## Start
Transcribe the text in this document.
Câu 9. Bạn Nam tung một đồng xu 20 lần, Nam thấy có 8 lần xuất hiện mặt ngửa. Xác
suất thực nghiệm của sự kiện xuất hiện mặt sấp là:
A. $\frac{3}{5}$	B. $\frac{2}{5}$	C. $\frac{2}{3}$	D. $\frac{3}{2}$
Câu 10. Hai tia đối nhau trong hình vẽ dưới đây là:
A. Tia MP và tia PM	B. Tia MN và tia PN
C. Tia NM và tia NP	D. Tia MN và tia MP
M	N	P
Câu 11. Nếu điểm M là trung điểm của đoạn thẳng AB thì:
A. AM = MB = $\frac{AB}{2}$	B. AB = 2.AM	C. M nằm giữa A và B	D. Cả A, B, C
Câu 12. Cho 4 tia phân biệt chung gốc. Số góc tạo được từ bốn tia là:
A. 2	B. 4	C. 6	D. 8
## End
## Start
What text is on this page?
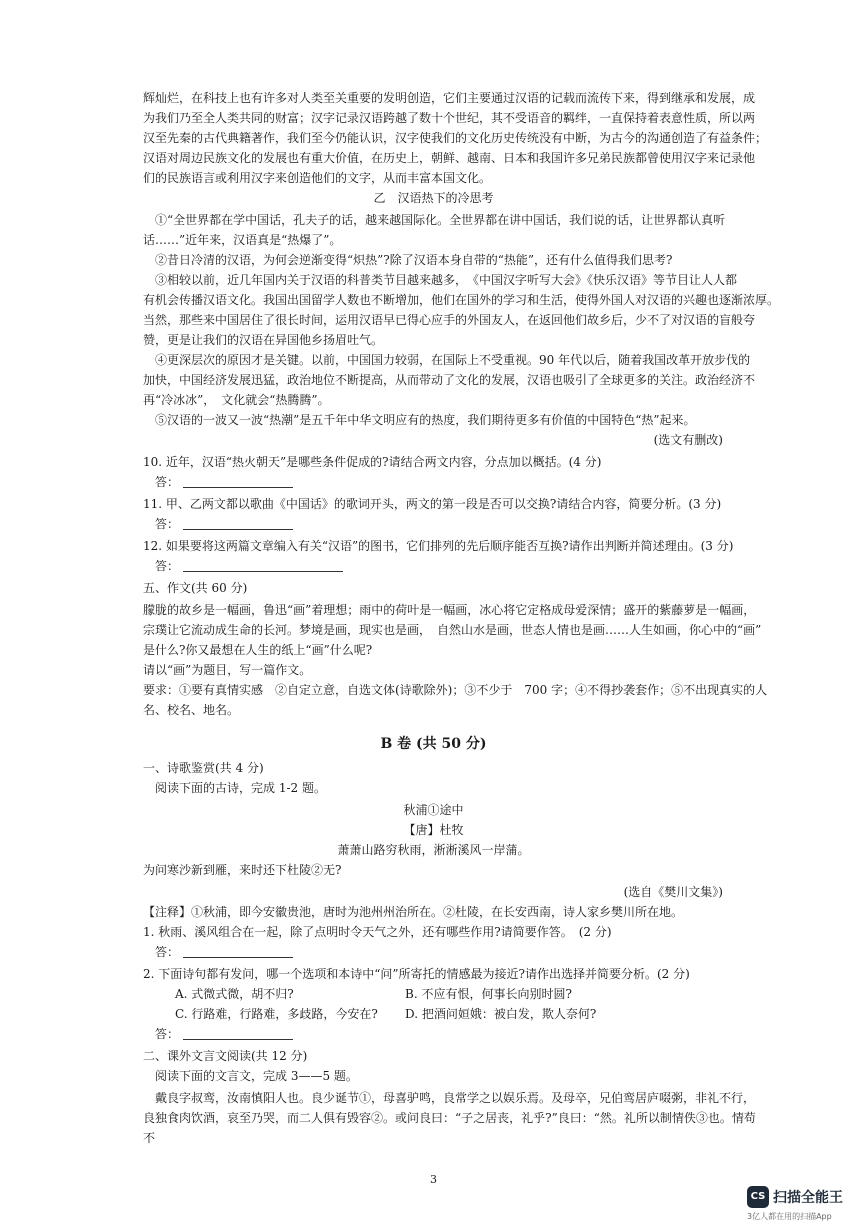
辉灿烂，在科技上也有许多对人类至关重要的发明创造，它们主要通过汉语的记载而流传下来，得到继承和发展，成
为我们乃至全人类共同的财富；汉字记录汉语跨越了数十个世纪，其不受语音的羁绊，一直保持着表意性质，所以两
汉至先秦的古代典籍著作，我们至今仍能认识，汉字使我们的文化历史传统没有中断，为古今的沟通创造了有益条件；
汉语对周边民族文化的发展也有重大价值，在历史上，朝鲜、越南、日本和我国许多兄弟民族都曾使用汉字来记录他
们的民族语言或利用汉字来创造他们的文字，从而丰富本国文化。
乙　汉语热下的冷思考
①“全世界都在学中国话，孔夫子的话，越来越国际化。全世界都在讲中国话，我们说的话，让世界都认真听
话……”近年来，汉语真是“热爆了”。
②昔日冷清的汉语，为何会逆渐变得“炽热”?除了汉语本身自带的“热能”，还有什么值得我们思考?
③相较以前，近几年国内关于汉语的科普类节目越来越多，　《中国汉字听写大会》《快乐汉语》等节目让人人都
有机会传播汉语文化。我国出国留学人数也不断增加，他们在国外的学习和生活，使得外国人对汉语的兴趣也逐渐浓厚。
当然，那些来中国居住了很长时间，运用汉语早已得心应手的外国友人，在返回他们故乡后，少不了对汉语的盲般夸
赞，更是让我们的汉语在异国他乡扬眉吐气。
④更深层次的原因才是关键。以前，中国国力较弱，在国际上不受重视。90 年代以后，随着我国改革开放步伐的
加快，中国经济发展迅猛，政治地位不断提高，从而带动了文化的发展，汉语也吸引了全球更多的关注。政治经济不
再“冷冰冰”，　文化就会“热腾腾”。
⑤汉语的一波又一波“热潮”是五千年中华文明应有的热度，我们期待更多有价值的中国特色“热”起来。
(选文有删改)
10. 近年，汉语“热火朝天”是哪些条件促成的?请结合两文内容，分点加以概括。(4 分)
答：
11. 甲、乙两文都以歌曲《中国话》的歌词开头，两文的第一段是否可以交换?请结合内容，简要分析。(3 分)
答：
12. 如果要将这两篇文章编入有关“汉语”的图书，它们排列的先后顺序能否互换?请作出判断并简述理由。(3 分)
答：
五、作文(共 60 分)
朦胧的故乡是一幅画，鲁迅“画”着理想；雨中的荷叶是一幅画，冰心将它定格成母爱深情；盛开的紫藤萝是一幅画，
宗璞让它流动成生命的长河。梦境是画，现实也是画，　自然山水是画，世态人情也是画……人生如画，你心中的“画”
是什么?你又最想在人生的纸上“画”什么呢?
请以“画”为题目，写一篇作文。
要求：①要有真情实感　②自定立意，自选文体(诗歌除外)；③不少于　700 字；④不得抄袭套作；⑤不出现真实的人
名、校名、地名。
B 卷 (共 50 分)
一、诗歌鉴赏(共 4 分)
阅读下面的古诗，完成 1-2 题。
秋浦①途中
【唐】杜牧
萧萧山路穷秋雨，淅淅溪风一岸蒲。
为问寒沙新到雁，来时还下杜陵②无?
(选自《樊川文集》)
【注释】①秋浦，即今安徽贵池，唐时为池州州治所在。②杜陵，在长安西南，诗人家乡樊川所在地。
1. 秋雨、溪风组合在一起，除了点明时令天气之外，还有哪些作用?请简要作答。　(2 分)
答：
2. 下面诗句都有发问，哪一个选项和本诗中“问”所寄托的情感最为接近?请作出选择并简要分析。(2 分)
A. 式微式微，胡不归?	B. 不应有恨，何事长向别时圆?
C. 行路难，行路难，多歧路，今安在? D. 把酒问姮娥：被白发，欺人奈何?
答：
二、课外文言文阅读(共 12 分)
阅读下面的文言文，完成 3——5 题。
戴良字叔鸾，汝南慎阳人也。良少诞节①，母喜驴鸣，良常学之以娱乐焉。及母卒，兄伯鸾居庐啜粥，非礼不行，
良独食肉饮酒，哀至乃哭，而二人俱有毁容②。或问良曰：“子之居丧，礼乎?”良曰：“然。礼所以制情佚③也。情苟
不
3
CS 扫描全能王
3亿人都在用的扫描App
## End
## Start
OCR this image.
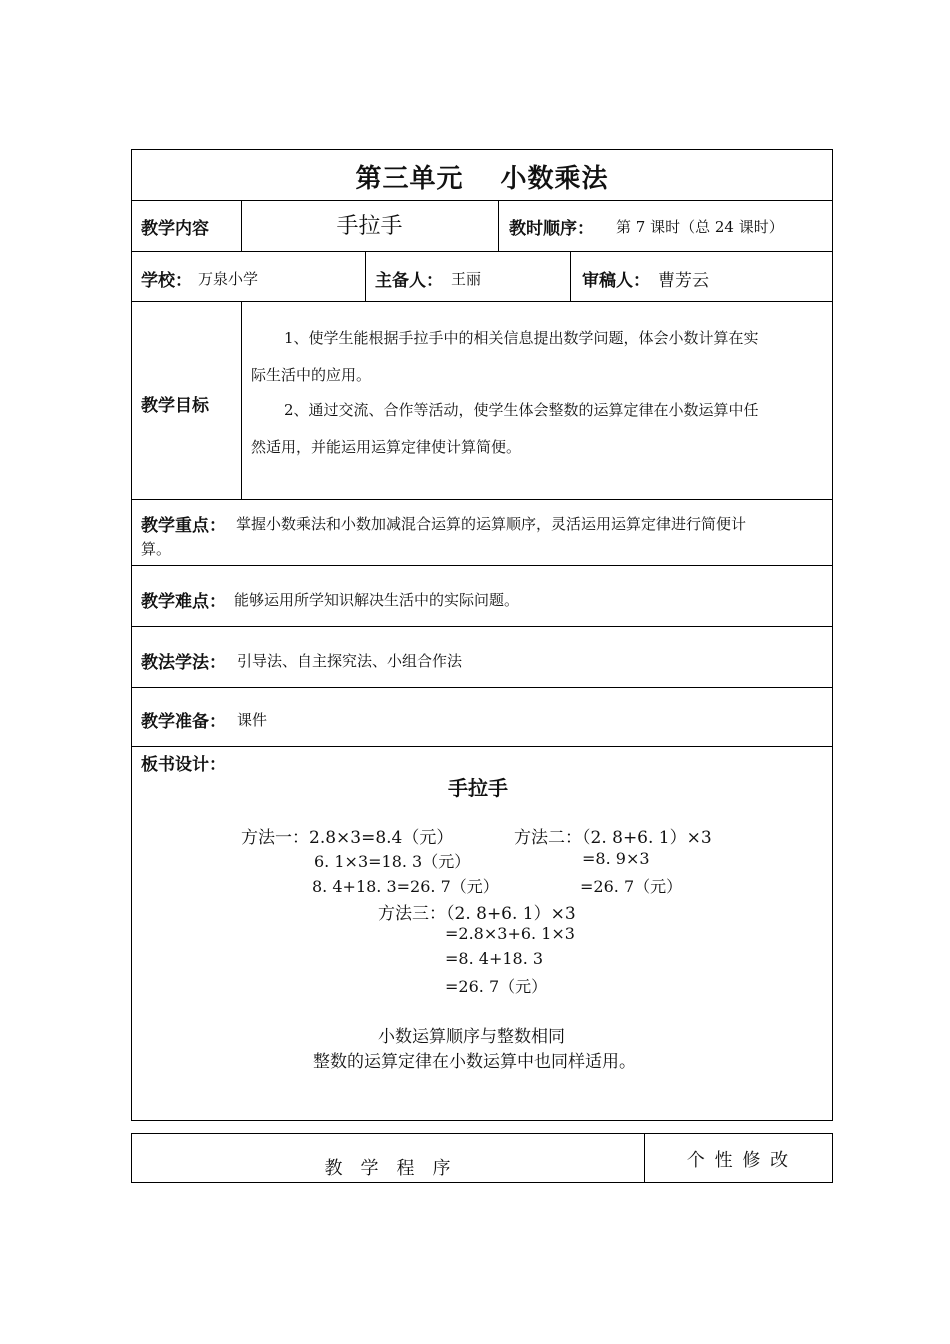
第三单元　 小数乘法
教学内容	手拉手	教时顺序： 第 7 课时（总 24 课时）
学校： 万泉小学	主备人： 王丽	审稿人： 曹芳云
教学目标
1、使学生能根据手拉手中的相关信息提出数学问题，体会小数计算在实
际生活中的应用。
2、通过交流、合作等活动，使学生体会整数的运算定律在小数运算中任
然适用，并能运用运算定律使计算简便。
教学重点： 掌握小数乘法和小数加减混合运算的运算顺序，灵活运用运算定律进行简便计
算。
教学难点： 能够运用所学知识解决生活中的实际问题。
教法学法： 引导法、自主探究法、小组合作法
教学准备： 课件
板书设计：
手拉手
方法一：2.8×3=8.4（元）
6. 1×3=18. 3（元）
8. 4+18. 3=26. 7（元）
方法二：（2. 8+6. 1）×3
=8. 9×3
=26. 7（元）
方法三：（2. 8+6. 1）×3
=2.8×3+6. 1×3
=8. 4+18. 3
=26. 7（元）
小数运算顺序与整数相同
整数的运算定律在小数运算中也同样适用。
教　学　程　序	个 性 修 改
## End
» **Task to carry out**: Say how many lines of the data include the string "frac". Nothing other than the number should be given.

» **Response to the exercise**: 2